### [TASK INSTRUCTIONS]
Search the listing below for the word "لأنه" and copy each line that holds it.

* BEGIN DATA SECTION *

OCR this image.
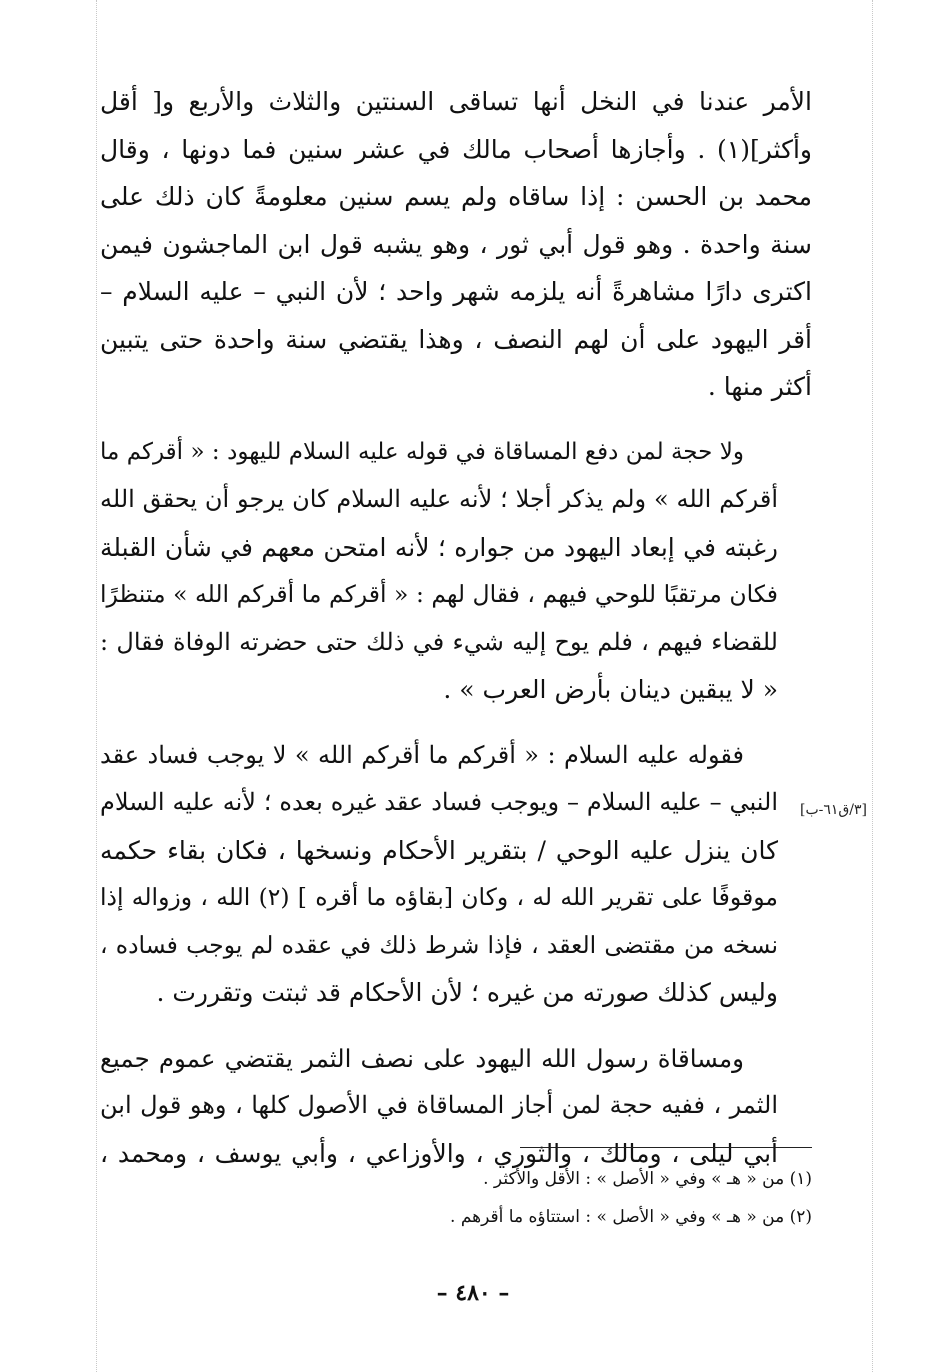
الأمر عندنا في النخل أنها تساقى السنتين والثلاث والأربع و[ أقل
وأكثر](١) . وأجازها أصحاب مالك في عشر سنين فما دونها ، وقال
محمد بن الحسن : إذا ساقاه ولم يسم سنين معلومةً كان ذلك على
سنة واحدة . وهو قول أبي ثور ، وهو يشبه قول ابن الماجشون فيمن
اكترى دارًا مشاهرةً أنه يلزمه شهر واحد ؛ لأن النبي – عليه السلام –
أقر اليهود على أن لهم النصف ، وهذا يقتضي سنة واحدة حتى يتبين
أكثر منها .
ولا حجة لمن دفع المساقاة في قوله عليه السلام لليهود : « أقركم ما
أقركم الله » ولم يذكر أجلا ؛ لأنه عليه السلام كان يرجو أن يحقق الله
رغبته في إبعاد اليهود من جواره ؛ لأنه امتحن معهم في شأن القبلة
فكان مرتقبًا للوحي فيهم ، فقال لهم : « أقركم ما أقركم الله » متنظرًا
للقضاء فيهم ، فلم يوح إليه شيء في ذلك حتى حضرته الوفاة فقال :
« لا يبقين دينان بأرض العرب » .
فقوله عليه السلام : « أقركم ما أقركم الله » لا يوجب فساد عقد
النبي – عليه السلام – ويوجب فساد عقد غيره بعده ؛ لأنه عليه السلام
كان ينزل عليه الوحي / بتقرير الأحكام ونسخها ، فكان بقاء حكمه
موقوفًا على تقرير الله له ، وكان [بقاؤه ما أقره ] (٢) الله ، وزواله إذا
نسخه من مقتضى العقد ، فإذا شرط ذلك في عقده لم يوجب فساده ،
وليس كذلك صورته من غيره ؛ لأن الأحكام قد ثبتت وتقررت .
ومساقاة رسول الله اليهود على نصف الثمر يقتضي عموم جميع
الثمر ، ففيه حجة لمن أجاز المساقاة في الأصول كلها ، وهو قول ابن
أبي ليلى ، ومالك ، والثوري ، والأوزاعي ، وأبي يوسف ، ومحمد ،
[٣/ق٦١-ب]
(١) من « هـ » وفي « الأصل » : الأقل والأكثر .
(٢) من « هـ » وفي « الأصل » : استتاؤه ما أقرهم .
– ٤٨٠ –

* END DATA SECTION *

### [IN RESPONSE]
أقركم الله » ولم يذكر أجلا ؛ لأنه عليه السلام كان يرجو أن يحقق الله
رغبته في إبعاد اليهود من جواره ؛ لأنه امتحن معهم في شأن القبلة
النبي – عليه السلام – ويوجب فساد عقد غيره بعده ؛ لأنه عليه السلام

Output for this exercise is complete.